Locate each line in the records containing "οὖσαν". Copy it.

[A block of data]

"""

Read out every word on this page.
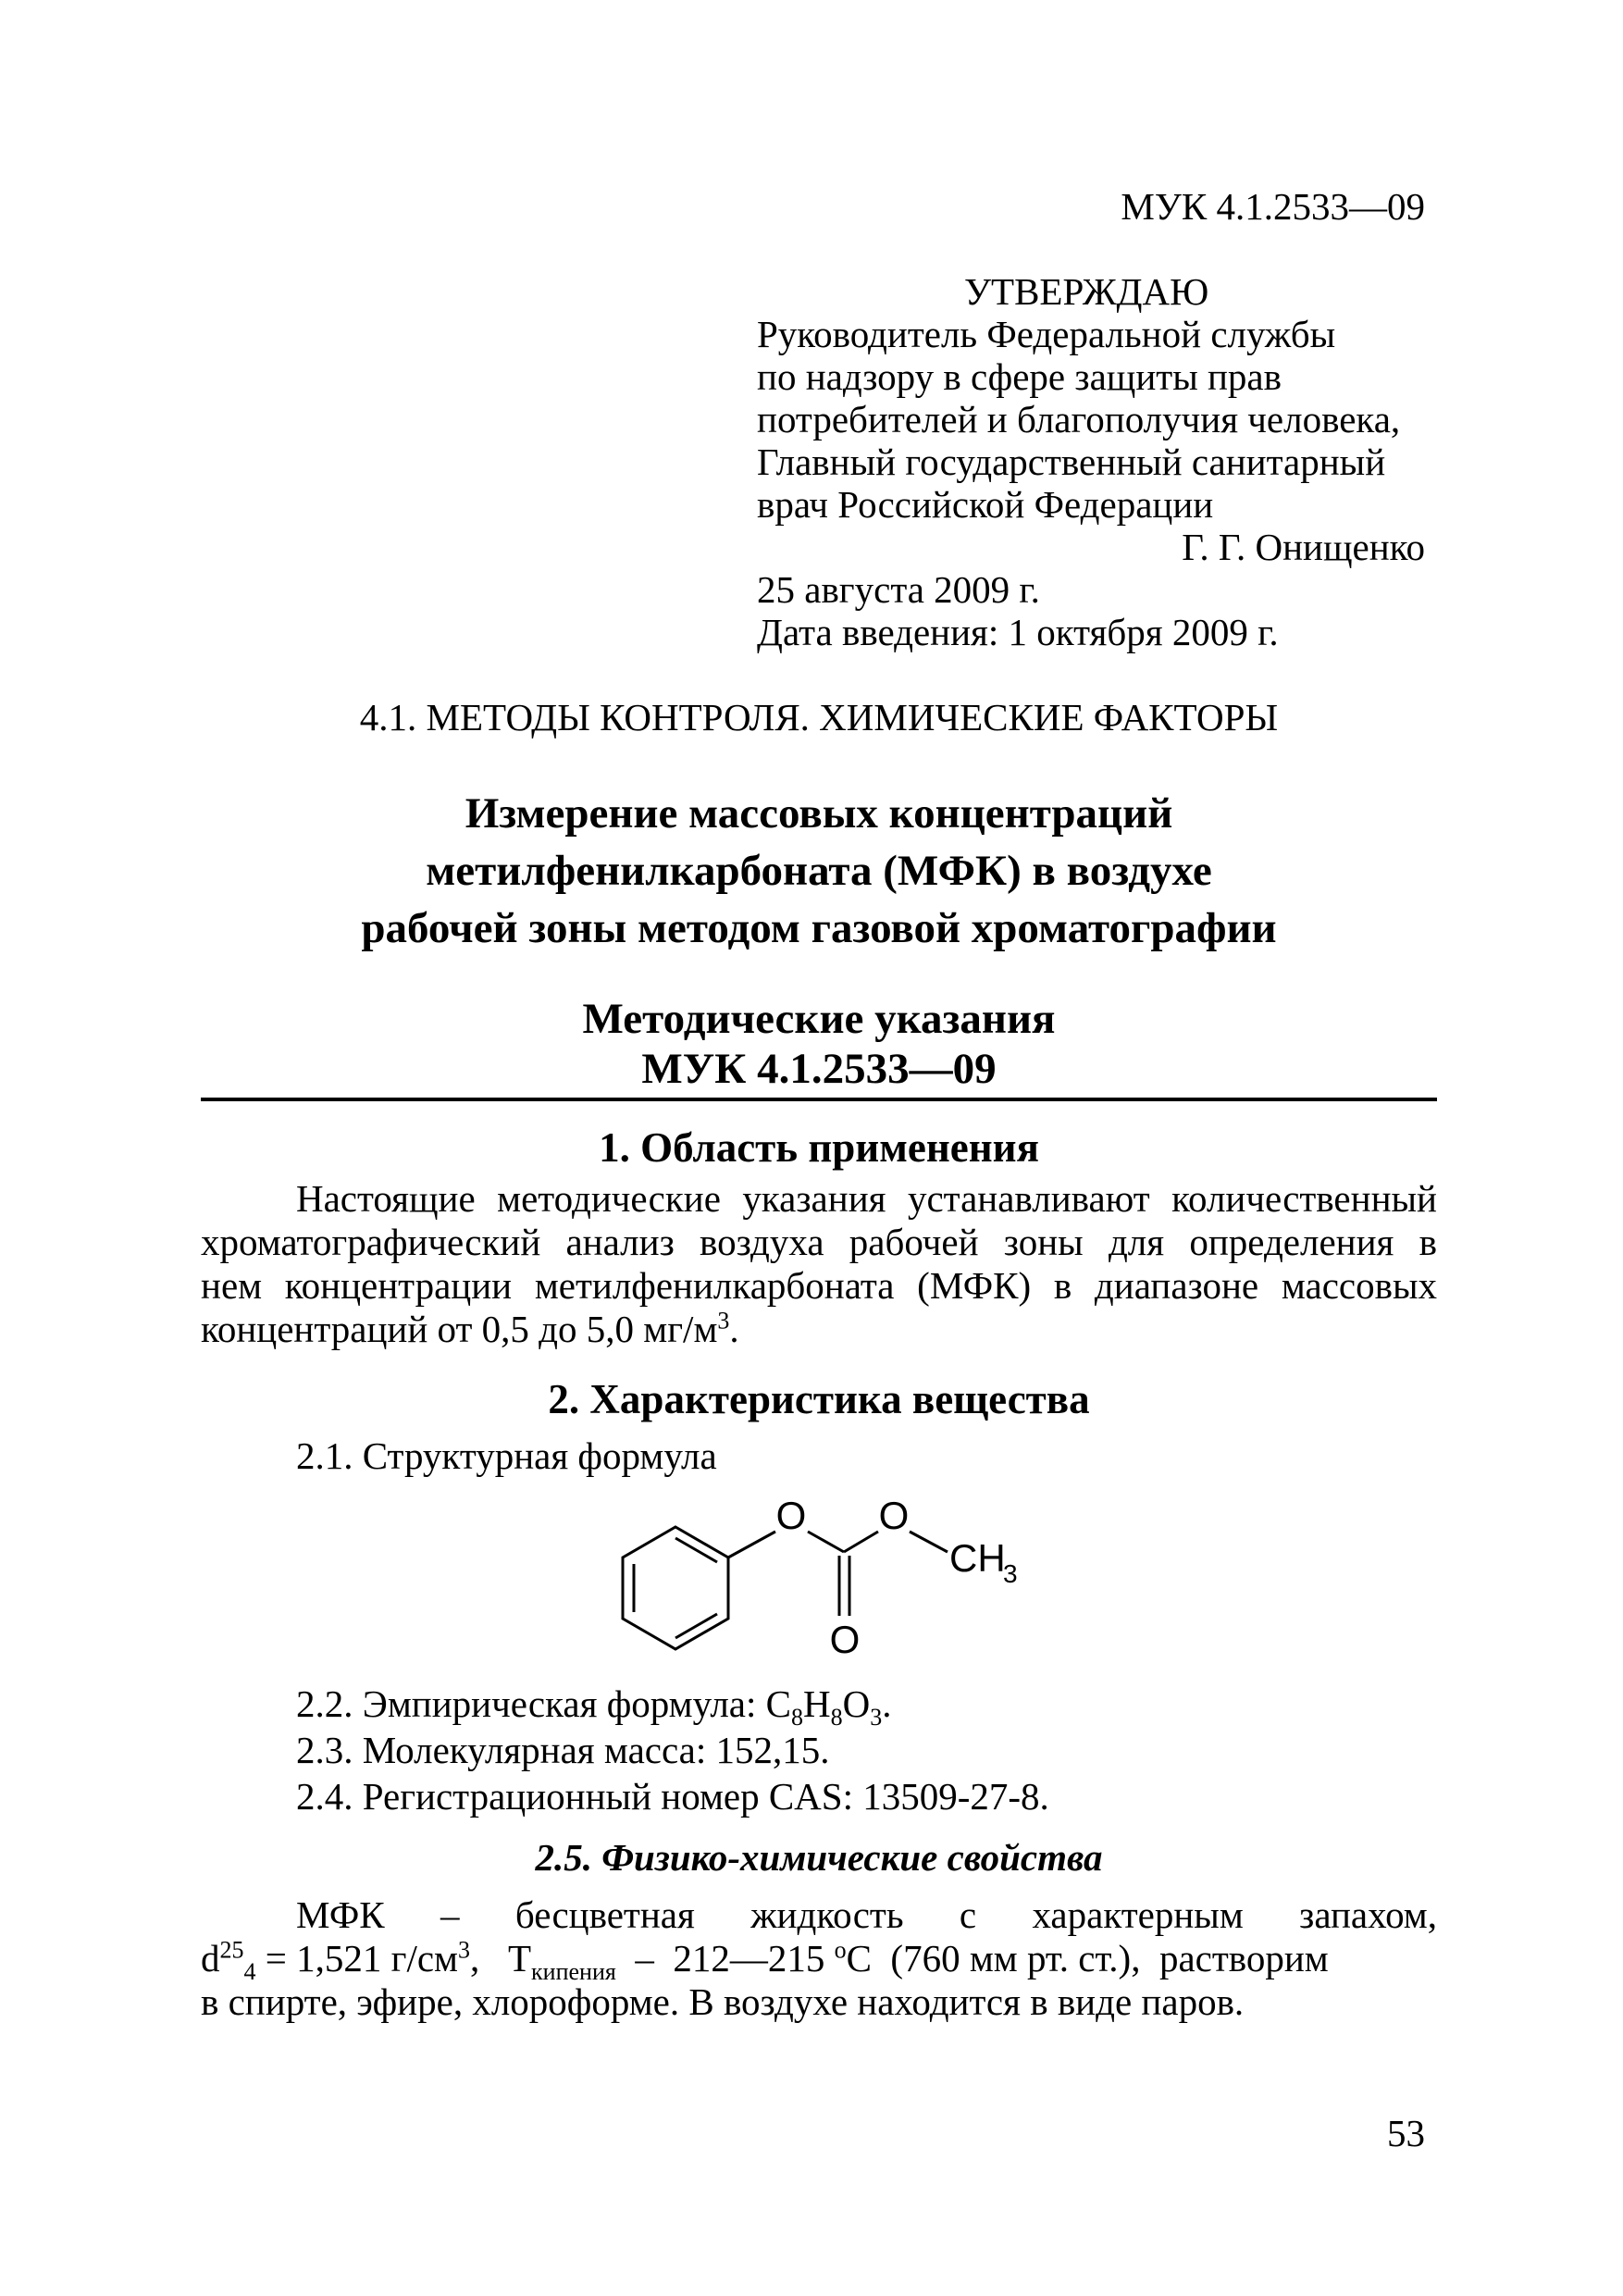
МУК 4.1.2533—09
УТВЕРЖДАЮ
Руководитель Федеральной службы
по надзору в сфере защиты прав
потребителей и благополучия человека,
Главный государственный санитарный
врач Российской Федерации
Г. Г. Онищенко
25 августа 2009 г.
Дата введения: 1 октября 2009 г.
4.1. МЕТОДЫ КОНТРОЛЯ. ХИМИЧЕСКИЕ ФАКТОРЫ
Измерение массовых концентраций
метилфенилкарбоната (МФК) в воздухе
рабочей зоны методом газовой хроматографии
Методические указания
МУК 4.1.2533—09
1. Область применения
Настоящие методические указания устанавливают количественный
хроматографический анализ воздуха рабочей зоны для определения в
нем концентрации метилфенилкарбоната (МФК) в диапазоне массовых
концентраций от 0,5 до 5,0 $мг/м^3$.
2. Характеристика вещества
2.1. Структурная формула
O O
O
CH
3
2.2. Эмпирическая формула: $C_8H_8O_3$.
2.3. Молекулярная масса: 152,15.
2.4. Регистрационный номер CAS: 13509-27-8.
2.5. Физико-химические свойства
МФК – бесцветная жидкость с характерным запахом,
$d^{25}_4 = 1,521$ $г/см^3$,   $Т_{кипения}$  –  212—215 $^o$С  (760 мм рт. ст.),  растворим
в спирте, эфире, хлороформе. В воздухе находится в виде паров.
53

"""
"""

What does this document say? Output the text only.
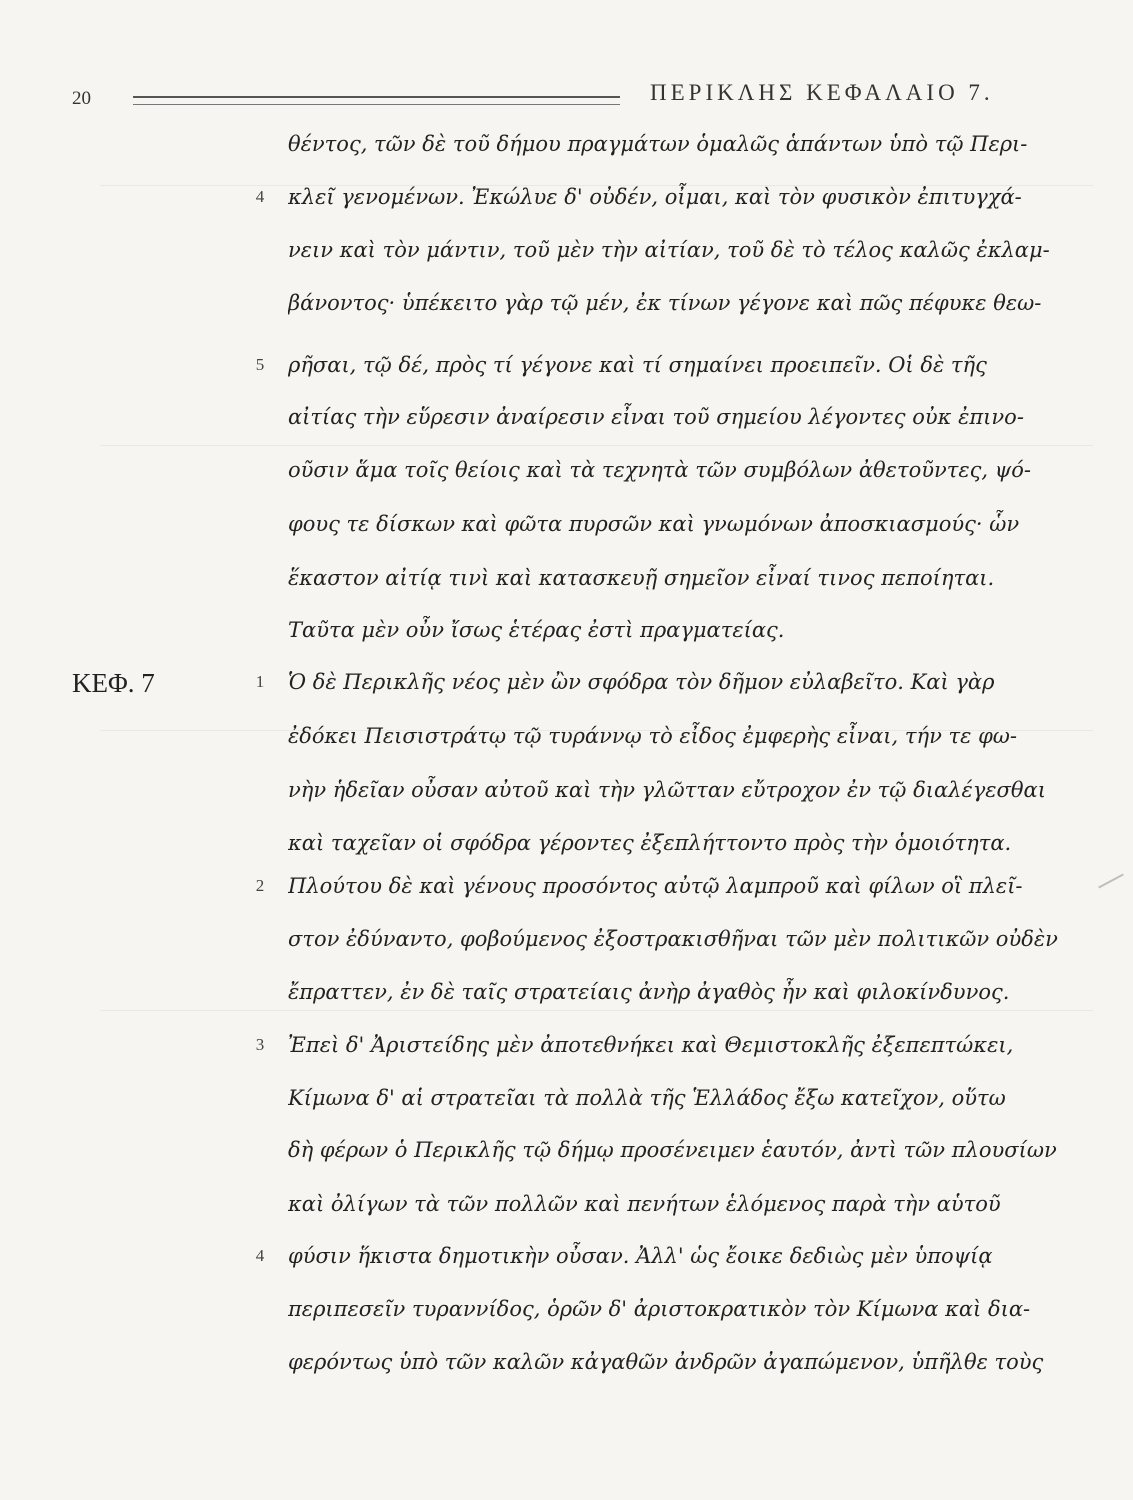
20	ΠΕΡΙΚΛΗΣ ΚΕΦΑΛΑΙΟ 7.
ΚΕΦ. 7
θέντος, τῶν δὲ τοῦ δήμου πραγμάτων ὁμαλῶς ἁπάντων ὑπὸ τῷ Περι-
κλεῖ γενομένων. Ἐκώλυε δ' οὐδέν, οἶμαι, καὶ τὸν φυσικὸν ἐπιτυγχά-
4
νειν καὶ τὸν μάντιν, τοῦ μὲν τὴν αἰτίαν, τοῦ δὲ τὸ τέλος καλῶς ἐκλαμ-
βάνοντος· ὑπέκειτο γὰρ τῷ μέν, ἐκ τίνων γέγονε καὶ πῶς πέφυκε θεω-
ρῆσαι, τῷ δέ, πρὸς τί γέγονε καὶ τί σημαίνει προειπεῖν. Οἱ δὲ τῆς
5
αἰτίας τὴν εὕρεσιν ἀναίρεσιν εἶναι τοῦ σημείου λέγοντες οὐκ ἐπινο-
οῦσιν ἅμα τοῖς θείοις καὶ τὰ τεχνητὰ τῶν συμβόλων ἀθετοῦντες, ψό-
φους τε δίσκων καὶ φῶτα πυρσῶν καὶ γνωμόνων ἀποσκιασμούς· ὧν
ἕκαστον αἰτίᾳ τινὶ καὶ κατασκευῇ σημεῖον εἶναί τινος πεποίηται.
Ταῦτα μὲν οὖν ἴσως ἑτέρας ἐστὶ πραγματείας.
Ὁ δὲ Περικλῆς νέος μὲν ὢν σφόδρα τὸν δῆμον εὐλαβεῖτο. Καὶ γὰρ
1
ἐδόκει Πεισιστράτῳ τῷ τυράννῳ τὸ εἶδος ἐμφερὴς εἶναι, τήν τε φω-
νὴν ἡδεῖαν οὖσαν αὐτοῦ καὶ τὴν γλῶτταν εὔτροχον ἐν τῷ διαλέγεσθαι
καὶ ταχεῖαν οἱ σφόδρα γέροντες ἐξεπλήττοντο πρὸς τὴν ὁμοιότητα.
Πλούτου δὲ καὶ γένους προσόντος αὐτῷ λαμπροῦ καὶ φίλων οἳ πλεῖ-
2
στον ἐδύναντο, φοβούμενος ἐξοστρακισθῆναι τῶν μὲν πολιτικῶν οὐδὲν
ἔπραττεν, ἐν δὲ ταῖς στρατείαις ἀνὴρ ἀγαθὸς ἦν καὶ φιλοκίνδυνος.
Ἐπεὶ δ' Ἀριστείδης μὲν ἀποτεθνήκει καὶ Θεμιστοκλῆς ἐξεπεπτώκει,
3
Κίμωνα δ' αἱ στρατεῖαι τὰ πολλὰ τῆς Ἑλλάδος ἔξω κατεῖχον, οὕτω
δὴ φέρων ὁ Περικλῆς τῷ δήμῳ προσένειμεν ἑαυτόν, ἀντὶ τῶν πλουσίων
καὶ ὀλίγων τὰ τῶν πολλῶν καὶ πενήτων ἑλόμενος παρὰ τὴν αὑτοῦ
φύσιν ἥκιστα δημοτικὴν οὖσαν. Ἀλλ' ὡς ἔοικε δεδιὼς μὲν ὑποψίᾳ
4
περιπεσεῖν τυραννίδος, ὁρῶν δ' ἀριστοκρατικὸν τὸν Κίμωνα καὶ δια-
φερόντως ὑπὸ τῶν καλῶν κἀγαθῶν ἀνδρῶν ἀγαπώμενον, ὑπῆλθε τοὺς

"""

**Written answer:**
νὴν ἡδεῖαν οὖσαν αὐτοῦ καὶ τὴν γλῶτταν εὔτροχον ἐν τῷ διαλέγεσθαι
φύσιν ἥκιστα δημοτικὴν οὖσαν. Ἀλλ' ὡς ἔοικε δεδιὼς μὲν ὑποψίᾳ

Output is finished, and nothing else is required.